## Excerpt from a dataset
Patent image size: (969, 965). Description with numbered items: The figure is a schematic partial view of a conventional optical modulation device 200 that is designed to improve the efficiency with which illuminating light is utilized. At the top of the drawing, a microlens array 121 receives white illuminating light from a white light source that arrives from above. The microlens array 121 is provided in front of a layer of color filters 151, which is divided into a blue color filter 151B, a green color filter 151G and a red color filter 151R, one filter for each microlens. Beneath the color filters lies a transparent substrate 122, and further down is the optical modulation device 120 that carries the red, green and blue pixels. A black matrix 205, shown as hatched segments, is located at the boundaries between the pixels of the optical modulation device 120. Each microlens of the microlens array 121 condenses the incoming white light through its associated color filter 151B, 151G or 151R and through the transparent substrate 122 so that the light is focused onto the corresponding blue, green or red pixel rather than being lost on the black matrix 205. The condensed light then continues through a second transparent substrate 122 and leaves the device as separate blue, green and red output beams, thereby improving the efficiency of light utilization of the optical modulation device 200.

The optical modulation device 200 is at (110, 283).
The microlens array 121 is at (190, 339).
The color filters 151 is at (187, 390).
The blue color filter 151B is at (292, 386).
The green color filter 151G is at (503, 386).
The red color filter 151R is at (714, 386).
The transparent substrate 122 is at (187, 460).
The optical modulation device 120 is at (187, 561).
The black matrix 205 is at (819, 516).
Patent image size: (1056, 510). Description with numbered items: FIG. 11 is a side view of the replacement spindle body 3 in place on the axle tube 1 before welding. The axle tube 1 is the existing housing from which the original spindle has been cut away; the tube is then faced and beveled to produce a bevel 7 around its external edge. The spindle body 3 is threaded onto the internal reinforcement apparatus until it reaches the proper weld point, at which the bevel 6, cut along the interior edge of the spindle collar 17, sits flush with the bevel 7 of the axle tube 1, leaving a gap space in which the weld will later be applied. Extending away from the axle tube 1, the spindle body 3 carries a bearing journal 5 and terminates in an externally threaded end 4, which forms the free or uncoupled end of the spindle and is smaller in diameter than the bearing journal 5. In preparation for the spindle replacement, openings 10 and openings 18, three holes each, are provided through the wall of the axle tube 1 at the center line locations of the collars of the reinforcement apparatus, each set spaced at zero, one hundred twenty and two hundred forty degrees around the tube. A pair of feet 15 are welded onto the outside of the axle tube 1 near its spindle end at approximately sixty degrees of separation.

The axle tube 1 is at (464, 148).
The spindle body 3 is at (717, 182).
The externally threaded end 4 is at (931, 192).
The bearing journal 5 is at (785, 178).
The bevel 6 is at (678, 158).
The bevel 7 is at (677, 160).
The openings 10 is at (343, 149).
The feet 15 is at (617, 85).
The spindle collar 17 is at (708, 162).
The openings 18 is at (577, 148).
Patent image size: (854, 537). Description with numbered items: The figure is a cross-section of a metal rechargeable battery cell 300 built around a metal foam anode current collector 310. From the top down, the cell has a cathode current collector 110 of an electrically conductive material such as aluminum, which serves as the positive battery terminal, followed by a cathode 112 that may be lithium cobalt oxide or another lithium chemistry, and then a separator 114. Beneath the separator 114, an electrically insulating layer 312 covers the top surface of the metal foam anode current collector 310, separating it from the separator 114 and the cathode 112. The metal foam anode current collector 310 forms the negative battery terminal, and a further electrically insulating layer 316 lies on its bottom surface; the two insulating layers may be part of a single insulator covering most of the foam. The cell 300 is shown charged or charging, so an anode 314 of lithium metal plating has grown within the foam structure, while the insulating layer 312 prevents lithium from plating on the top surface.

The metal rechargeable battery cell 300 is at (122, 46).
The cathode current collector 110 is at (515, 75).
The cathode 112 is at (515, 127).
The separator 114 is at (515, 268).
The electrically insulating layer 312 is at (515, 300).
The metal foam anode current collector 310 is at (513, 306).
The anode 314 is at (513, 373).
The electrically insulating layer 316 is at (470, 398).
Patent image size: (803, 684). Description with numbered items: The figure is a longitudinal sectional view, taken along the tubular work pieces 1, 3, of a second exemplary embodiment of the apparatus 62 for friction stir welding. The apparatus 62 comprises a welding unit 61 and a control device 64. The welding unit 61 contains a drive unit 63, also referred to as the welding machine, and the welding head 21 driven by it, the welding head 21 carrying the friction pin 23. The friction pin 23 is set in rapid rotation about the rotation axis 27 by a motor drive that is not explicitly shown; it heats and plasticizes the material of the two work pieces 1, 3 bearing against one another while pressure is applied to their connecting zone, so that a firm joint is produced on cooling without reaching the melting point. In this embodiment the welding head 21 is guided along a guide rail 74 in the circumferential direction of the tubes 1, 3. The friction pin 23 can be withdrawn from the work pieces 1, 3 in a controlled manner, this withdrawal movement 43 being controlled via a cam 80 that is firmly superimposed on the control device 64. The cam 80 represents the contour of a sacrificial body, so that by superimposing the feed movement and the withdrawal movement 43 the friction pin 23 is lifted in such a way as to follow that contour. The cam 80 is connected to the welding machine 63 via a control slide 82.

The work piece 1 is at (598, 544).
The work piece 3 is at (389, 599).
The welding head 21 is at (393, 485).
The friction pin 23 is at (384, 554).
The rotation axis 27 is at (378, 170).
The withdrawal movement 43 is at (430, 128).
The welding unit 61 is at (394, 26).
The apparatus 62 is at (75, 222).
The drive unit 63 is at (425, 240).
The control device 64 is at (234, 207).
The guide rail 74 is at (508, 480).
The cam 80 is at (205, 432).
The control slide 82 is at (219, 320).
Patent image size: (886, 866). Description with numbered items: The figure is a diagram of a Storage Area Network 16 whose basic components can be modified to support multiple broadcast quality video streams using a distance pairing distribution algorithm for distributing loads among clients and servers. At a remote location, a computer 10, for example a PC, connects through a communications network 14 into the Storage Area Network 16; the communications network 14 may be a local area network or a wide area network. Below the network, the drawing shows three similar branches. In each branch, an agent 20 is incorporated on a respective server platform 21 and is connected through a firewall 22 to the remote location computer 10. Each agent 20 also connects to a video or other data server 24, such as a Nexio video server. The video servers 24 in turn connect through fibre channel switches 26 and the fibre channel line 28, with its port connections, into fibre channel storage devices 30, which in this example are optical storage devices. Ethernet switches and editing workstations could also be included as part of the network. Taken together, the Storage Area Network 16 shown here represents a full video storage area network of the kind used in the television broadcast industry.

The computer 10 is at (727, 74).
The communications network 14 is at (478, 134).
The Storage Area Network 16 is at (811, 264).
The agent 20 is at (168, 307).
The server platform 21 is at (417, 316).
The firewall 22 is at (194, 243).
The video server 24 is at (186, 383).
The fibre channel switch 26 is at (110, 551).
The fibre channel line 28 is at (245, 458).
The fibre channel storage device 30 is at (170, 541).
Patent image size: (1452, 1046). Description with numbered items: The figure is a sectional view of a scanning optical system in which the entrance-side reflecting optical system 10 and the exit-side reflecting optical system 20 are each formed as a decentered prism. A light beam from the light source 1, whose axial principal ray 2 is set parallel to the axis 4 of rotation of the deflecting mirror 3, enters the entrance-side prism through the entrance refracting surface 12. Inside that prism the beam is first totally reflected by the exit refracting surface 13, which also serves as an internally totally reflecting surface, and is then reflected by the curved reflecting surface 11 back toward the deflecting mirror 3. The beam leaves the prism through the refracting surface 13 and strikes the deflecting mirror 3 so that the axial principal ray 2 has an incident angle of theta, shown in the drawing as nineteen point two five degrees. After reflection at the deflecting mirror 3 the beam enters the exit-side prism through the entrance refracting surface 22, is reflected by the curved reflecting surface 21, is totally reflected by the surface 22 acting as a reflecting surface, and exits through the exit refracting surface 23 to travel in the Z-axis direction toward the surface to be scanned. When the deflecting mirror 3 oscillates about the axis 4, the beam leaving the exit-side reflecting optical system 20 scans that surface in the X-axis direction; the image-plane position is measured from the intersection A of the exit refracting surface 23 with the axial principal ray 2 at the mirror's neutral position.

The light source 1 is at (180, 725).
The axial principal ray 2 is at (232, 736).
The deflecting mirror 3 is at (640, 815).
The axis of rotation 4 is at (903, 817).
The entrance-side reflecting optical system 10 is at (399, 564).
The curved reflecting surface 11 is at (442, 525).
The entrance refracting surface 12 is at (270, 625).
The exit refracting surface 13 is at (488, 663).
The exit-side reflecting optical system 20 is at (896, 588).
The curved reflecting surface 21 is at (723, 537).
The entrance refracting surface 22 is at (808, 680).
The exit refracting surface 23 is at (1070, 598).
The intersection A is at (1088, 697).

## Written exercise
Rewrite the part of the material that opens with the line containing "Patent image size: (1056, 510)." and closes with the line containing "The openings 18 is at (577, 148).", changing "side view" to "profile view" and leaving everything else as it is. Give back only those lines.

## Exercise result
Patent image size: (1056, 510). Description with numbered items: FIG. 11 is a profile view of the replacement spindle body 3 in place on the axle tube 1 before welding. The axle tube 1 is the existing housing from which the original spindle has been cut away; the tube is then faced and beveled to produce a bevel 7 around its external edge. The spindle body 3 is threaded onto the internal reinforcement apparatus until it reaches the proper weld point, at which the bevel 6, cut along the interior edge of the spindle collar 17, sits flush with the bevel 7 of the axle tube 1, leaving a gap space in which the weld will later be applied. Extending away from the axle tube 1, the spindle body 3 carries a bearing journal 5 and terminates in an externally threaded end 4, which forms the free or uncoupled end of the spindle and is smaller in diameter than the bearing journal 5. In preparation for the spindle replacement, openings 10 and openings 18, three holes each, are provided through the wall of the axle tube 1 at the center line locations of the collars of the reinforcement apparatus, each set spaced at zero, one hundred twenty and two hundred forty degrees around the tube. A pair of feet 15 are welded onto the outside of the axle tube 1 near its spindle end at approximately sixty degrees of separation.

The axle tube 1 is at (464, 148).
The spindle body 3 is at (717, 182).
The externally threaded end 4 is at (931, 192).
The bearing journal 5 is at (785, 178).
The bevel 6 is at (678, 158).
The bevel 7 is at (677, 160).
The openings 10 is at (343, 149).
The feet 15 is at (617, 85).
The spindle collar 17 is at (708, 162).
The openings 18 is at (577, 148).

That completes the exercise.